Repeat, exactly and completely, the entries shown underneath.
-- start RAW DATA --
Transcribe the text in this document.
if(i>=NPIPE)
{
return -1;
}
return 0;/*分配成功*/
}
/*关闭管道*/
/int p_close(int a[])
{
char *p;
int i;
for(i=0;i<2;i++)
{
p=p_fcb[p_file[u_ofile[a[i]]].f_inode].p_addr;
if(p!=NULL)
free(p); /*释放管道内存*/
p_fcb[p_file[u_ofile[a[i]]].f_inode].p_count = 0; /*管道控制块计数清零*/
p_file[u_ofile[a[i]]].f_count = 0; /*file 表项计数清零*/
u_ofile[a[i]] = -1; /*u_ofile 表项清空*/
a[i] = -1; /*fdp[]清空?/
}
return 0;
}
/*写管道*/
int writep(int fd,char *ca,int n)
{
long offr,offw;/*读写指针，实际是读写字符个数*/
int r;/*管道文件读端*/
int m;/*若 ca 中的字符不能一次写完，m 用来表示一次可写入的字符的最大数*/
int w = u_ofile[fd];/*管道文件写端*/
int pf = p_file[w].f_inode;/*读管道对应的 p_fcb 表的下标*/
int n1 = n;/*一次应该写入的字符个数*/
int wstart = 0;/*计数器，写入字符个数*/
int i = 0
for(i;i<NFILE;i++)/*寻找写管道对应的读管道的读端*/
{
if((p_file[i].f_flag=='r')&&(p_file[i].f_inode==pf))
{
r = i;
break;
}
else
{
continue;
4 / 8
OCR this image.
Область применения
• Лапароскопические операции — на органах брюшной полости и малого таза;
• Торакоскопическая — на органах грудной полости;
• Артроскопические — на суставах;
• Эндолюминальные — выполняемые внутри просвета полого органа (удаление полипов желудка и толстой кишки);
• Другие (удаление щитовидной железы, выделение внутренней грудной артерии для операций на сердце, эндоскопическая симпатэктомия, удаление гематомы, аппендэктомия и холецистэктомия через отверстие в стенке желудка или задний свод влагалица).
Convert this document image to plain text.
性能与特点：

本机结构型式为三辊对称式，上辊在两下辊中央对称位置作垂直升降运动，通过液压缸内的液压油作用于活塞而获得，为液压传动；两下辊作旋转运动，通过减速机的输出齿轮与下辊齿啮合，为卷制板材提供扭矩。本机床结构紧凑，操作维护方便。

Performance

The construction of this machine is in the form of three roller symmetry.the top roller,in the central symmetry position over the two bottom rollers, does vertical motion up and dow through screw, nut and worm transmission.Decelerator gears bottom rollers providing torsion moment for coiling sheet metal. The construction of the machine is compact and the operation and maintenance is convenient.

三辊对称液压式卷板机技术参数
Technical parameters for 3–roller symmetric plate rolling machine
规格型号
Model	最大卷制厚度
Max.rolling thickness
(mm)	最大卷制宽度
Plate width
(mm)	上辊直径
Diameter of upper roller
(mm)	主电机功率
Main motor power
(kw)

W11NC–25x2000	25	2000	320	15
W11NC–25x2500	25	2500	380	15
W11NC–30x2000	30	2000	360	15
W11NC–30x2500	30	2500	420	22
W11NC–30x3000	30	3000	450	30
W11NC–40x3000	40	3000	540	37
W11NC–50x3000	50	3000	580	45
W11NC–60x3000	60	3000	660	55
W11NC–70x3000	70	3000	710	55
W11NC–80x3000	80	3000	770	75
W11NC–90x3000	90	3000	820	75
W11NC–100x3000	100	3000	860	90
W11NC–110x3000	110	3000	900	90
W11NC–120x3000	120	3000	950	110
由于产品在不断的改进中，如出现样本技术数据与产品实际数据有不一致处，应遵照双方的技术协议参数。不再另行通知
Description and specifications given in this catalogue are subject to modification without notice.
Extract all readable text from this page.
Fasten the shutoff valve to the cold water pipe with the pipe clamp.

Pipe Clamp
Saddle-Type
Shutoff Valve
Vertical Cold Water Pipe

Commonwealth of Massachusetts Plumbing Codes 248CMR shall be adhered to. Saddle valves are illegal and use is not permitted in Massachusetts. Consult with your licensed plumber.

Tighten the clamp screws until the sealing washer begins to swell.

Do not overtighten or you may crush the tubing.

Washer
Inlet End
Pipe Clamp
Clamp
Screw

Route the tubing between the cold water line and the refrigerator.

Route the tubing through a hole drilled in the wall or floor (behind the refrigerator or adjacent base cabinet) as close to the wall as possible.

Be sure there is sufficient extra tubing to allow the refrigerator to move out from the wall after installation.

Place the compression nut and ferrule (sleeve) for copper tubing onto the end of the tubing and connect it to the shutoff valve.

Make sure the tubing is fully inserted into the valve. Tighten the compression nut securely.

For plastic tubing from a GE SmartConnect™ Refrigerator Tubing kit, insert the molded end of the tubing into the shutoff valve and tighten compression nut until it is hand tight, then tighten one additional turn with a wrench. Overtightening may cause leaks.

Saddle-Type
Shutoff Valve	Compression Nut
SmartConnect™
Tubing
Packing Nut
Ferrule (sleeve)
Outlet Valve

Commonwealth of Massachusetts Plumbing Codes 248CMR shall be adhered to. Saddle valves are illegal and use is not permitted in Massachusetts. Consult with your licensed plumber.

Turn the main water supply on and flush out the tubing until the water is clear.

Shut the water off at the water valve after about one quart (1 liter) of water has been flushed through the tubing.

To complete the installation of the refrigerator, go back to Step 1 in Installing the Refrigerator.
-- end RAW DATA --
FINAL RESULT —
Transcribe the text in this document.
if(i>=NPIPE)
{
return -1;
}
return 0;/*分配成功*/
}
/*关闭管道*/
/int p_close(int a[])
{
char *p;
int i;
for(i=0;i<2;i++)
{
p=p_fcb[p_file[u_ofile[a[i]]].f_inode].p_addr;
if(p!=NULL)
free(p); /*释放管道内存*/
p_fcb[p_file[u_ofile[a[i]]].f_inode].p_count = 0; /*管道控制块计数清零*/
p_file[u_ofile[a[i]]].f_count = 0; /*file 表项计数清零*/
u_ofile[a[i]] = -1; /*u_ofile 表项清空*/
a[i] = -1; /*fdp[]清空?/
}
return 0;
}
/*写管道*/
int writep(int fd,char *ca,int n)
{
long offr,offw;/*读写指针，实际是读写字符个数*/
int r;/*管道文件读端*/
int m;/*若 ca 中的字符不能一次写完，m 用来表示一次可写入的字符的最大数*/
int w = u_ofile[fd];/*管道文件写端*/
int pf = p_file[w].f_inode;/*读管道对应的 p_fcb 表的下标*/
int n1 = n;/*一次应该写入的字符个数*/
int wstart = 0;/*计数器，写入字符个数*/
int i = 0
for(i;i<NFILE;i++)/*寻找写管道对应的读管道的读端*/
{
if((p_file[i].f_flag=='r')&&(p_file[i].f_inode==pf))
{
r = i;
break;
}
else
{
continue;
4 / 8
OCR this image.
Область применения
• Лапароскопические операции — на органах брюшной полости и малого таза;
• Торакоскопическая — на органах грудной полости;
• Артроскопические — на суставах;
• Эндолюминальные — выполняемые внутри просвета полого органа (удаление полипов желудка и толстой кишки);
• Другие (удаление щитовидной железы, выделение внутренней грудной артерии для операций на сердце, эндоскопическая симпатэктомия, удаление гематомы, аппендэктомия и холецистэктомия через отверстие в стенке желудка или задний свод влагалица).
Convert this document image to plain text.
性能与特点：

本机结构型式为三辊对称式，上辊在两下辊中央对称位置作垂直升降运动，通过液压缸内的液压油作用于活塞而获得，为液压传动；两下辊作旋转运动，通过减速机的输出齿轮与下辊齿啮合，为卷制板材提供扭矩。本机床结构紧凑，操作维护方便。

Performance

The construction of this machine is in the form of three roller symmetry.the top roller,in the central symmetry position over the two bottom rollers, does vertical motion up and dow through screw, nut and worm transmission.Decelerator gears bottom rollers providing torsion moment for coiling sheet metal. The construction of the machine is compact and the operation and maintenance is convenient.

三辊对称液压式卷板机技术参数
Technical parameters for 3–roller symmetric plate rolling machine
规格型号
Model	最大卷制厚度
Max.rolling thickness
(mm)	最大卷制宽度
Plate width
(mm)	上辊直径
Diameter of upper roller
(mm)	主电机功率
Main motor power
(kw)

W11NC–25x2000	25	2000	320	15
W11NC–25x2500	25	2500	380	15
W11NC–30x2000	30	2000	360	15
W11NC–30x2500	30	2500	420	22
W11NC–30x3000	30	3000	450	30
W11NC–40x3000	40	3000	540	37
W11NC–50x3000	50	3000	580	45
W11NC–60x3000	60	3000	660	55
W11NC–70x3000	70	3000	710	55
W11NC–80x3000	80	3000	770	75
W11NC–90x3000	90	3000	820	75
W11NC–100x3000	100	3000	860	90
W11NC–110x3000	110	3000	900	90
W11NC–120x3000	120	3000	950	110
由于产品在不断的改进中，如出现样本技术数据与产品实际数据有不一致处，应遵照双方的技术协议参数。不再另行通知
Description and specifications given in this catalogue are subject to modification without notice.
Extract all readable text from this page.
Fasten the shutoff valve to the cold water pipe with the pipe clamp.

Pipe Clamp
Saddle-Type
Shutoff Valve
Vertical Cold Water Pipe

Commonwealth of Massachusetts Plumbing Codes 248CMR shall be adhered to. Saddle valves are illegal and use is not permitted in Massachusetts. Consult with your licensed plumber.

Tighten the clamp screws until the sealing washer begins to swell.

Do not overtighten or you may crush the tubing.

Washer
Inlet End
Pipe Clamp
Clamp
Screw

Route the tubing between the cold water line and the refrigerator.

Route the tubing through a hole drilled in the wall or floor (behind the refrigerator or adjacent base cabinet) as close to the wall as possible.

Be sure there is sufficient extra tubing to allow the refrigerator to move out from the wall after installation.

Place the compression nut and ferrule (sleeve) for copper tubing onto the end of the tubing and connect it to the shutoff valve.

Make sure the tubing is fully inserted into the valve. Tighten the compression nut securely.

For plastic tubing from a GE SmartConnect™ Refrigerator Tubing kit, insert the molded end of the tubing into the shutoff valve and tighten compression nut until it is hand tight, then tighten one additional turn with a wrench. Overtightening may cause leaks.

Saddle-Type
Shutoff Valve	Compression Nut
SmartConnect™
Tubing
Packing Nut
Ferrule (sleeve)
Outlet Valve

Commonwealth of Massachusetts Plumbing Codes 248CMR shall be adhered to. Saddle valves are illegal and use is not permitted in Massachusetts. Consult with your licensed plumber.

Turn the main water supply on and flush out the tubing until the water is clear.

Shut the water off at the water valve after about one quart (1 liter) of water has been flushed through the tubing.

To complete the installation of the refrigerator, go back to Step 1 in Installing the Refrigerator.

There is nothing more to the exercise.